■ **Extracted records**
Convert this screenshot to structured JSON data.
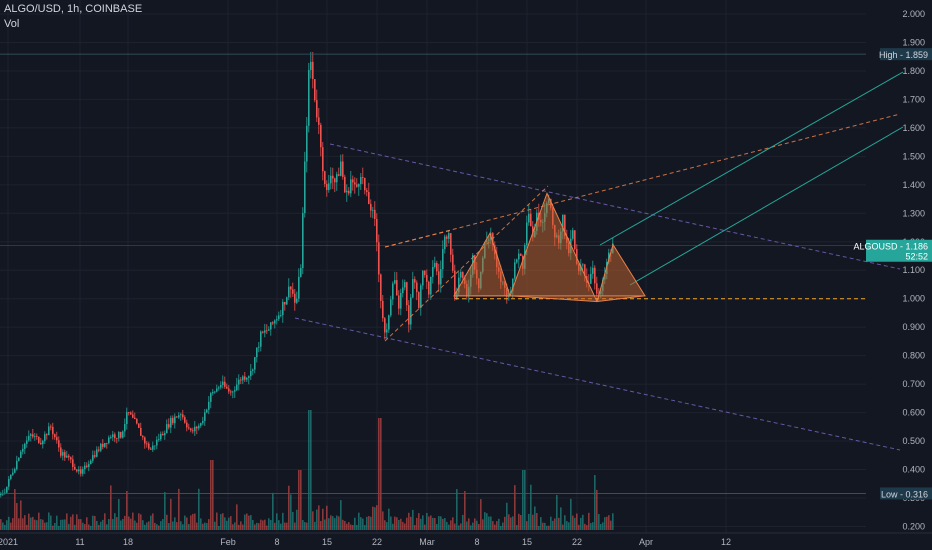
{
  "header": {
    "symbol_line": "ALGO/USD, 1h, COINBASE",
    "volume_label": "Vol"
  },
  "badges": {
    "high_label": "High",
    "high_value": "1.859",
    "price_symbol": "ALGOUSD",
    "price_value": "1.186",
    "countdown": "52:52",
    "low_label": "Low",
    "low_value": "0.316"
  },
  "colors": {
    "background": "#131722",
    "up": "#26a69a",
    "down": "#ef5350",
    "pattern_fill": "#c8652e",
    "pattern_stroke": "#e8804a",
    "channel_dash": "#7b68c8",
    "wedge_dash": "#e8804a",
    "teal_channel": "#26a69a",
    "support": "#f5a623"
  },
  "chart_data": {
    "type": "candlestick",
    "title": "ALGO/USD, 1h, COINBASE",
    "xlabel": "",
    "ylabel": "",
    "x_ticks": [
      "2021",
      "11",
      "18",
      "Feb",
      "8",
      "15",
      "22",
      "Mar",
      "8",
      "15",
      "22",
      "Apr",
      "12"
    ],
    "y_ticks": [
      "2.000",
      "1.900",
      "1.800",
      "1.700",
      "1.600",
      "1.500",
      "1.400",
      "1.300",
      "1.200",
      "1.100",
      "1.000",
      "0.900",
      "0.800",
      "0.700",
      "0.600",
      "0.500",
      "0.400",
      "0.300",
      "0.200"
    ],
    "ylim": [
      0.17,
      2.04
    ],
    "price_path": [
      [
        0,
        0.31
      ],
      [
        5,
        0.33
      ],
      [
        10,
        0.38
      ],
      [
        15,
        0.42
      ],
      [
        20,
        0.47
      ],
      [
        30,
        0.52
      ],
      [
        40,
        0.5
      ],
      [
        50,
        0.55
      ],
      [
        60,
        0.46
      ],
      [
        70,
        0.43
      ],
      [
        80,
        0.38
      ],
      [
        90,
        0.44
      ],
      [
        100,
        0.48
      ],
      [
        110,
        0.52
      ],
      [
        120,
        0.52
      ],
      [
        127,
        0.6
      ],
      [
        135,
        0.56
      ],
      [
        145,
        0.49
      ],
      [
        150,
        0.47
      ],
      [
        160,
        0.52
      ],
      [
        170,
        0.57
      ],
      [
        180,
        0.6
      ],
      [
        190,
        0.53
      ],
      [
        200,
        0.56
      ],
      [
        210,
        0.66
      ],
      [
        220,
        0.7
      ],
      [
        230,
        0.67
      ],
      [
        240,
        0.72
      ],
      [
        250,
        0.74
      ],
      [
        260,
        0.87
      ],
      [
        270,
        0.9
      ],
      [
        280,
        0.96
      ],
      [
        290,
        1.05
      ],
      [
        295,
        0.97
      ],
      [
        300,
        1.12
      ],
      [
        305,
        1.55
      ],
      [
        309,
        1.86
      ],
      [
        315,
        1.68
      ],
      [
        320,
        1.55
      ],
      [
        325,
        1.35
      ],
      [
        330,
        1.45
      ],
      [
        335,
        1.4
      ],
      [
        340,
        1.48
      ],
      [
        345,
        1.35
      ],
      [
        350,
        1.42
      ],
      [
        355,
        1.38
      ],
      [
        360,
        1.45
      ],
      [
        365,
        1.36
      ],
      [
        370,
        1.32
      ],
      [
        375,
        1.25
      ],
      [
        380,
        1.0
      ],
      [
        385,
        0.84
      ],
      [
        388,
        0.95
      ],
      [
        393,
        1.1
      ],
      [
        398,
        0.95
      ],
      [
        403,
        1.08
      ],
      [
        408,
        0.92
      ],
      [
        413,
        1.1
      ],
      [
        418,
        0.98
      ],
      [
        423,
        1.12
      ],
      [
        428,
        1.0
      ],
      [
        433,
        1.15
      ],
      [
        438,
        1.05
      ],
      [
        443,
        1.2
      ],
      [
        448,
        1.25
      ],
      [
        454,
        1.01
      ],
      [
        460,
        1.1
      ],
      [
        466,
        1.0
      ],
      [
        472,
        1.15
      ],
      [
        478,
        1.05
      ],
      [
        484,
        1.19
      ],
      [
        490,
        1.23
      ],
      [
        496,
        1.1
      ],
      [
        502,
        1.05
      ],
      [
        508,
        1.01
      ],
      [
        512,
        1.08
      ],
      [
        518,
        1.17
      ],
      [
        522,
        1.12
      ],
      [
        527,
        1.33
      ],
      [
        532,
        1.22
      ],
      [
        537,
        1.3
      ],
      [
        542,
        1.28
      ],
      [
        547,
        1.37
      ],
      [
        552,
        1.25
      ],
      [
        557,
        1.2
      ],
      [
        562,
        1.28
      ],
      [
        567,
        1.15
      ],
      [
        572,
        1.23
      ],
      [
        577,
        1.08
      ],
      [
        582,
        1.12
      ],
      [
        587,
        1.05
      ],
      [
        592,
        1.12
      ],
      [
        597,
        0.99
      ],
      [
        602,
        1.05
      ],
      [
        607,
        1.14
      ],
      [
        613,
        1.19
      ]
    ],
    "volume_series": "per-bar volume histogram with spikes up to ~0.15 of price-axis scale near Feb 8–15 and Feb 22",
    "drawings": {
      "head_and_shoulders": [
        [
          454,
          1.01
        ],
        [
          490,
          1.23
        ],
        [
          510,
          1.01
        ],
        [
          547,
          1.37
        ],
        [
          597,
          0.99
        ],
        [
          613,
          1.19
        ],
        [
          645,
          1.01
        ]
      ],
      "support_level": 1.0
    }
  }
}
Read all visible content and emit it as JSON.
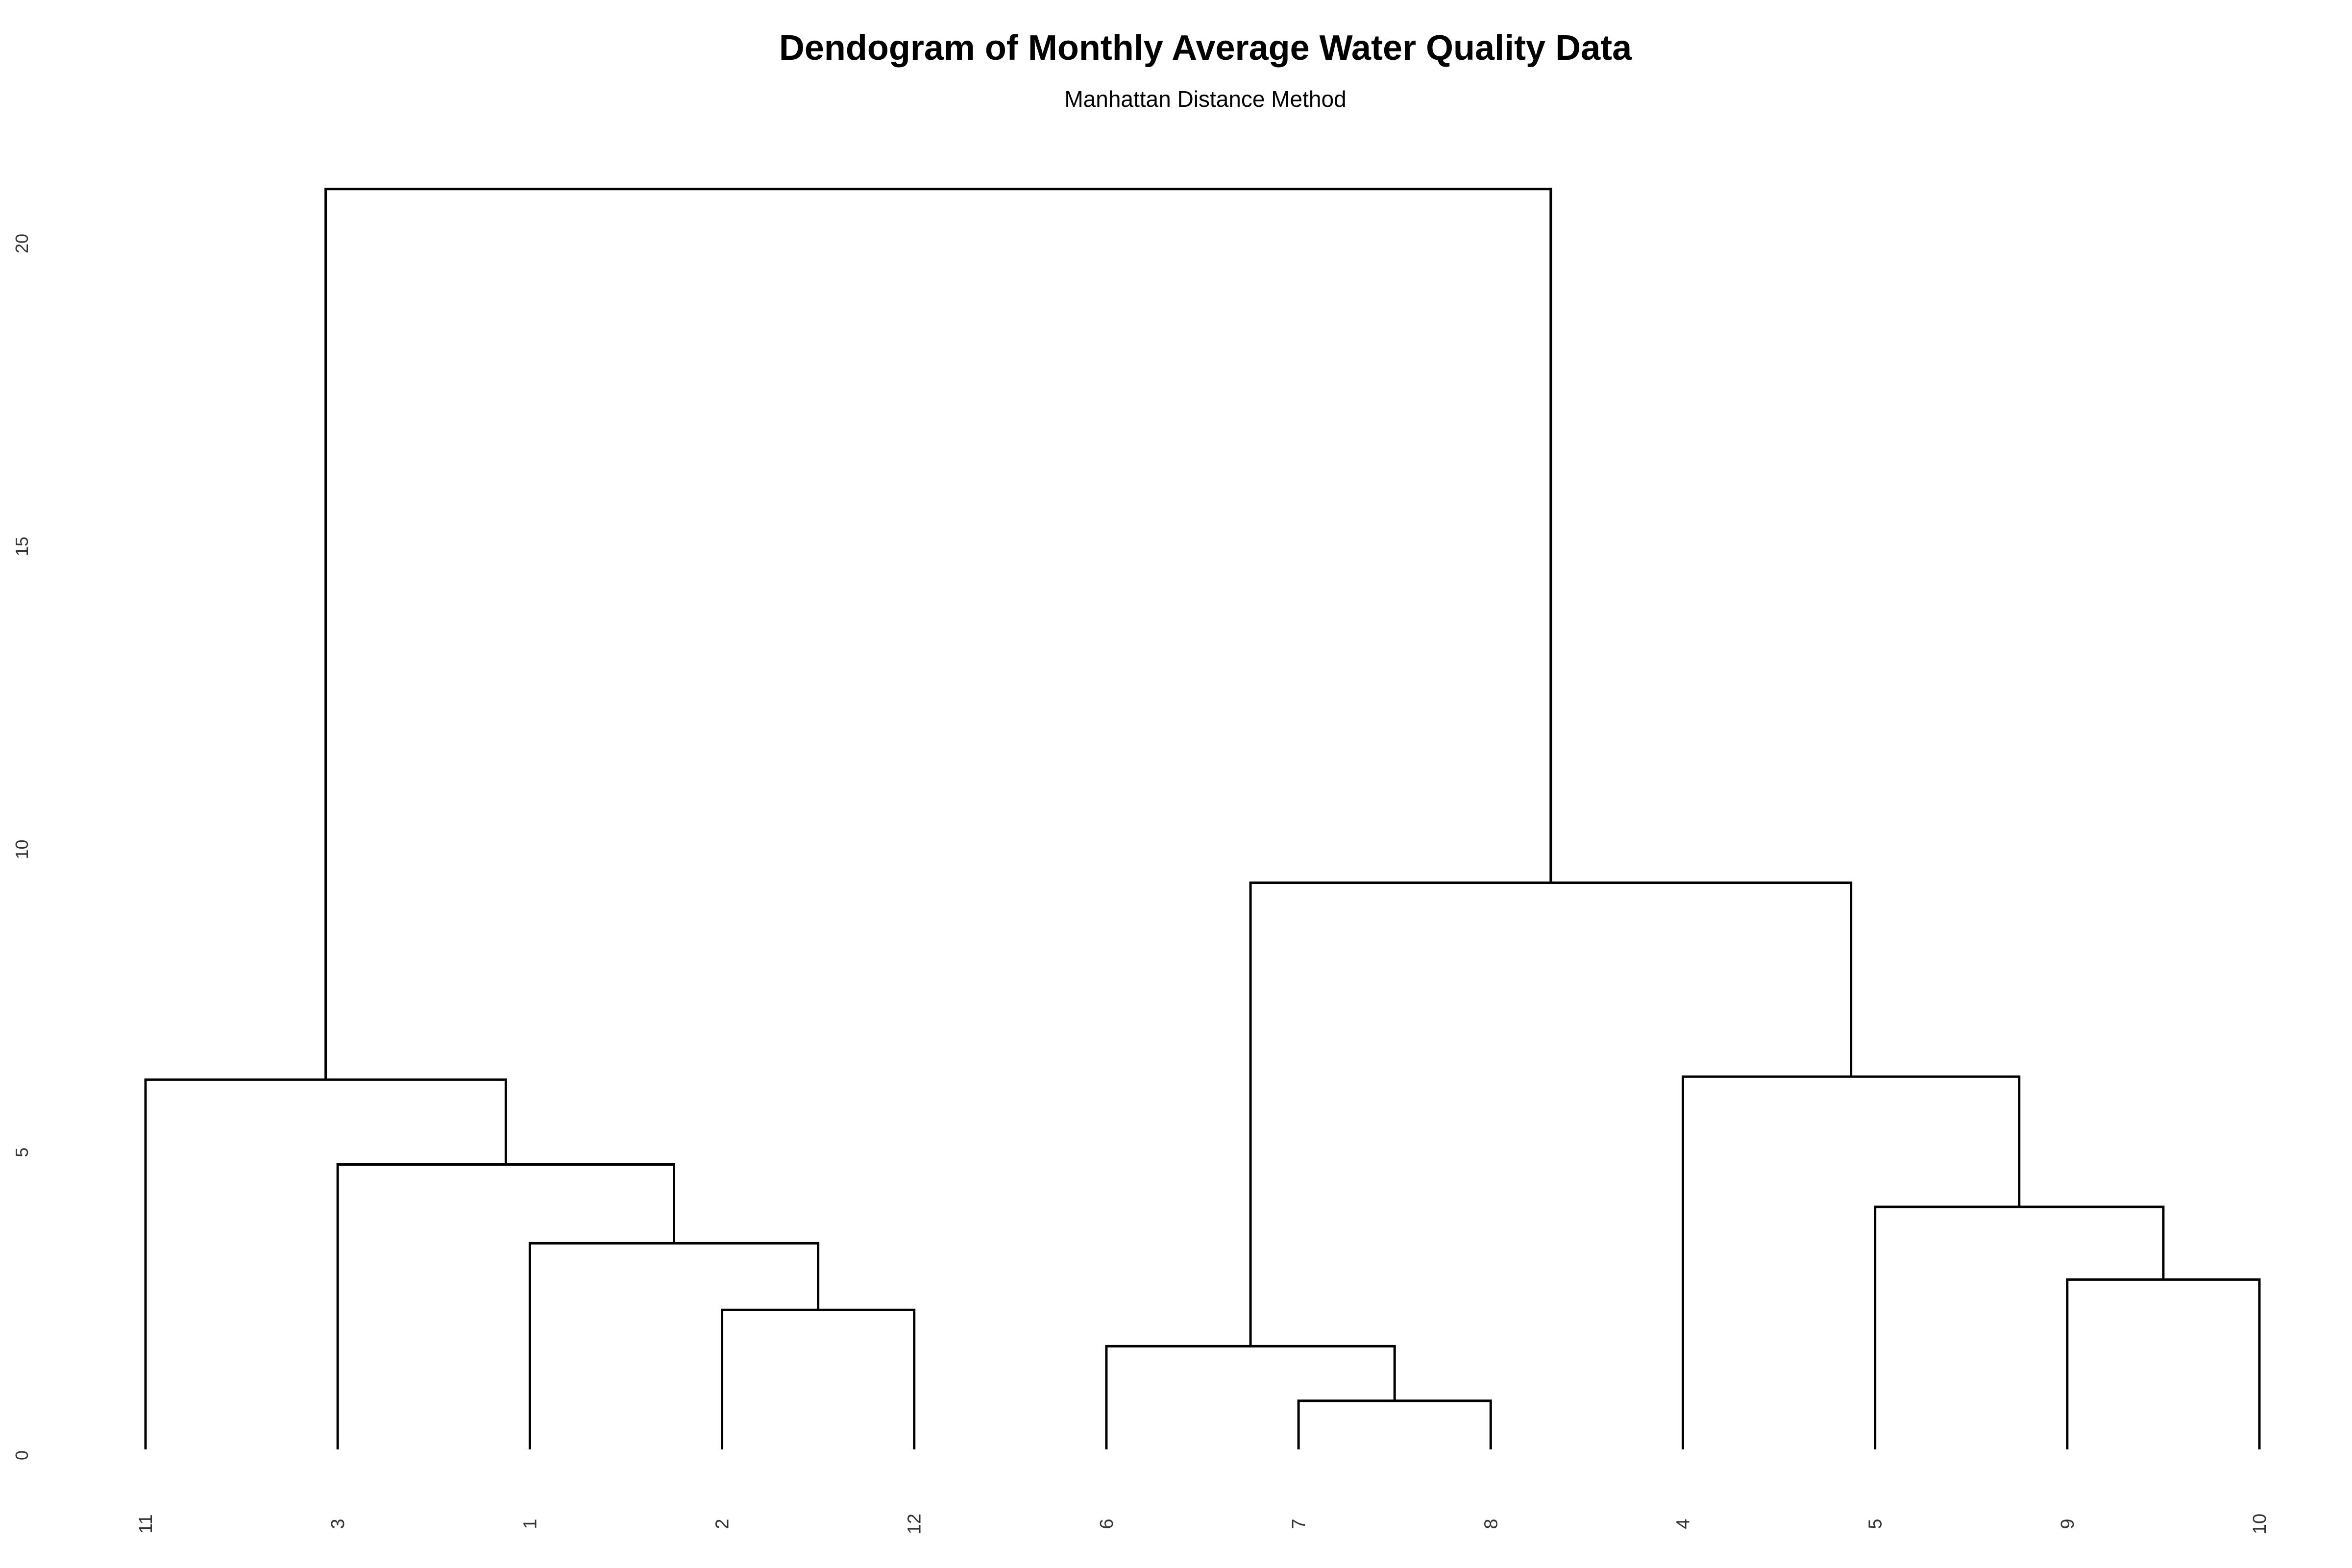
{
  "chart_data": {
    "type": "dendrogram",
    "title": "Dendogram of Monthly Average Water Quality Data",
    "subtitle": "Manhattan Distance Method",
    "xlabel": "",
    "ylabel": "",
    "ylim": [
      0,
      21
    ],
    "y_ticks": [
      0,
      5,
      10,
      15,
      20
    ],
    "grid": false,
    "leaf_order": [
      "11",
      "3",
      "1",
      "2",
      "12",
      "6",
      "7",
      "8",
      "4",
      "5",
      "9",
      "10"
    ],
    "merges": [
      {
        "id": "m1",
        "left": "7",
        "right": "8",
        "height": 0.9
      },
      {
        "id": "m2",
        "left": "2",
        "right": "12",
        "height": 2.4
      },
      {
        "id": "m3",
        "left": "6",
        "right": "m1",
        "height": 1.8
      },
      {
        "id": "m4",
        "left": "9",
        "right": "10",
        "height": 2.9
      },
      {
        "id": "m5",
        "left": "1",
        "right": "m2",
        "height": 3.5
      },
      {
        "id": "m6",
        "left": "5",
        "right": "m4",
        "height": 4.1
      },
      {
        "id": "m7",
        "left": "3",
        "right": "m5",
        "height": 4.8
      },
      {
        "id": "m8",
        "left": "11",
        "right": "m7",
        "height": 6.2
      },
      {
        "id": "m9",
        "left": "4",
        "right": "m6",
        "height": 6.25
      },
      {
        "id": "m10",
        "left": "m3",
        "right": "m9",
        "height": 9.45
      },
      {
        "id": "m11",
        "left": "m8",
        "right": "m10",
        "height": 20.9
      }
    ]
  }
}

■ **Given task**
Without including any pictures, reproduce the listing exactly.

■ **Problem solution**
Convert this screenshot to structured JSON data.
{
  "header": {
    "symbol_line": "ALGO/USD, 1h, COINBASE",
    "volume_label": "Vol"
  },
  "badges": {
    "high_label": "High",
    "high_value": "1.859",
    "price_symbol": "ALGOUSD",
    "price_value": "1.186",
    "countdown": "52:52",
    "low_label": "Low",
    "low_value": "0.316"
  },
  "colors": {
    "background": "#131722",
    "up": "#26a69a",
    "down": "#ef5350",
    "pattern_fill": "#c8652e",
    "pattern_stroke": "#e8804a",
    "channel_dash": "#7b68c8",
    "wedge_dash": "#e8804a",
    "teal_channel": "#26a69a",
    "support": "#f5a623"
  },
  "chart_data": {
    "type": "candlestick",
    "title": "ALGO/USD, 1h, COINBASE",
    "xlabel": "",
    "ylabel": "",
    "x_ticks": [
      "2021",
      "11",
      "18",
      "Feb",
      "8",
      "15",
      "22",
      "Mar",
      "8",
      "15",
      "22",
      "Apr",
      "12"
    ],
    "y_ticks": [
      "2.000",
      "1.900",
      "1.800",
      "1.700",
      "1.600",
      "1.500",
      "1.400",
      "1.300",
      "1.200",
      "1.100",
      "1.000",
      "0.900",
      "0.800",
      "0.700",
      "0.600",
      "0.500",
      "0.400",
      "0.300",
      "0.200"
    ],
    "ylim": [
      0.17,
      2.04
    ],
    "price_path": [
      [
        0,
        0.31
      ],
      [
        5,
        0.33
      ],
      [
        10,
        0.38
      ],
      [
        15,
        0.42
      ],
      [
        20,
        0.47
      ],
      [
        30,
        0.52
      ],
      [
        40,
        0.5
      ],
      [
        50,
        0.55
      ],
      [
        60,
        0.46
      ],
      [
        70,
        0.43
      ],
      [
        80,
        0.38
      ],
      [
        90,
        0.44
      ],
      [
        100,
        0.48
      ],
      [
        110,
        0.52
      ],
      [
        120,
        0.52
      ],
      [
        127,
        0.6
      ],
      [
        135,
        0.56
      ],
      [
        145,
        0.49
      ],
      [
        150,
        0.47
      ],
      [
        160,
        0.52
      ],
      [
        170,
        0.57
      ],
      [
        180,
        0.6
      ],
      [
        190,
        0.53
      ],
      [
        200,
        0.56
      ],
      [
        210,
        0.66
      ],
      [
        220,
        0.7
      ],
      [
        230,
        0.67
      ],
      [
        240,
        0.72
      ],
      [
        250,
        0.74
      ],
      [
        260,
        0.87
      ],
      [
        270,
        0.9
      ],
      [
        280,
        0.96
      ],
      [
        290,
        1.05
      ],
      [
        295,
        0.97
      ],
      [
        300,
        1.12
      ],
      [
        305,
        1.55
      ],
      [
        309,
        1.86
      ],
      [
        315,
        1.68
      ],
      [
        320,
        1.55
      ],
      [
        325,
        1.35
      ],
      [
        330,
        1.45
      ],
      [
        335,
        1.4
      ],
      [
        340,
        1.48
      ],
      [
        345,
        1.35
      ],
      [
        350,
        1.42
      ],
      [
        355,
        1.38
      ],
      [
        360,
        1.45
      ],
      [
        365,
        1.36
      ],
      [
        370,
        1.32
      ],
      [
        375,
        1.25
      ],
      [
        380,
        1.0
      ],
      [
        385,
        0.84
      ],
      [
        388,
        0.95
      ],
      [
        393,
        1.1
      ],
      [
        398,
        0.95
      ],
      [
        403,
        1.08
      ],
      [
        408,
        0.92
      ],
      [
        413,
        1.1
      ],
      [
        418,
        0.98
      ],
      [
        423,
        1.12
      ],
      [
        428,
        1.0
      ],
      [
        433,
        1.15
      ],
      [
        438,
        1.05
      ],
      [
        443,
        1.2
      ],
      [
        448,
        1.25
      ],
      [
        454,
        1.01
      ],
      [
        460,
        1.1
      ],
      [
        466,
        1.0
      ],
      [
        472,
        1.15
      ],
      [
        478,
        1.05
      ],
      [
        484,
        1.19
      ],
      [
        490,
        1.23
      ],
      [
        496,
        1.1
      ],
      [
        502,
        1.05
      ],
      [
        508,
        1.01
      ],
      [
        512,
        1.08
      ],
      [
        518,
        1.17
      ],
      [
        522,
        1.12
      ],
      [
        527,
        1.33
      ],
      [
        532,
        1.22
      ],
      [
        537,
        1.3
      ],
      [
        542,
        1.28
      ],
      [
        547,
        1.37
      ],
      [
        552,
        1.25
      ],
      [
        557,
        1.2
      ],
      [
        562,
        1.28
      ],
      [
        567,
        1.15
      ],
      [
        572,
        1.23
      ],
      [
        577,
        1.08
      ],
      [
        582,
        1.12
      ],
      [
        587,
        1.05
      ],
      [
        592,
        1.12
      ],
      [
        597,
        0.99
      ],
      [
        602,
        1.05
      ],
      [
        607,
        1.14
      ],
      [
        613,
        1.19
      ]
    ],
    "volume_series": "per-bar volume histogram with spikes up to ~0.15 of price-axis scale near Feb 8–15 and Feb 22",
    "drawings": {
      "head_and_shoulders": [
        [
          454,
          1.01
        ],
        [
          490,
          1.23
        ],
        [
          510,
          1.01
        ],
        [
          547,
          1.37
        ],
        [
          597,
          0.99
        ],
        [
          613,
          1.19
        ],
        [
          645,
          1.01
        ]
      ],
      "support_level": 1.0
    }
  }
}
Read all visible content and emit it as JSON.
{
  "chart_data": {
    "type": "dendrogram",
    "title": "Dendogram of Monthly Average Water Quality Data",
    "subtitle": "Manhattan Distance Method",
    "xlabel": "",
    "ylabel": "",
    "ylim": [
      0,
      21
    ],
    "y_ticks": [
      0,
      5,
      10,
      15,
      20
    ],
    "grid": false,
    "leaf_order": [
      "11",
      "3",
      "1",
      "2",
      "12",
      "6",
      "7",
      "8",
      "4",
      "5",
      "9",
      "10"
    ],
    "merges": [
      {
        "id": "m1",
        "left": "7",
        "right": "8",
        "height": 0.9
      },
      {
        "id": "m2",
        "left": "2",
        "right": "12",
        "height": 2.4
      },
      {
        "id": "m3",
        "left": "6",
        "right": "m1",
        "height": 1.8
      },
      {
        "id": "m4",
        "left": "9",
        "right": "10",
        "height": 2.9
      },
      {
        "id": "m5",
        "left": "1",
        "right": "m2",
        "height": 3.5
      },
      {
        "id": "m6",
        "left": "5",
        "right": "m4",
        "height": 4.1
      },
      {
        "id": "m7",
        "left": "3",
        "right": "m5",
        "height": 4.8
      },
      {
        "id": "m8",
        "left": "11",
        "right": "m7",
        "height": 6.2
      },
      {
        "id": "m9",
        "left": "4",
        "right": "m6",
        "height": 6.25
      },
      {
        "id": "m10",
        "left": "m3",
        "right": "m9",
        "height": 9.45
      },
      {
        "id": "m11",
        "left": "m8",
        "right": "m10",
        "height": 20.9
      }
    ]
  }
}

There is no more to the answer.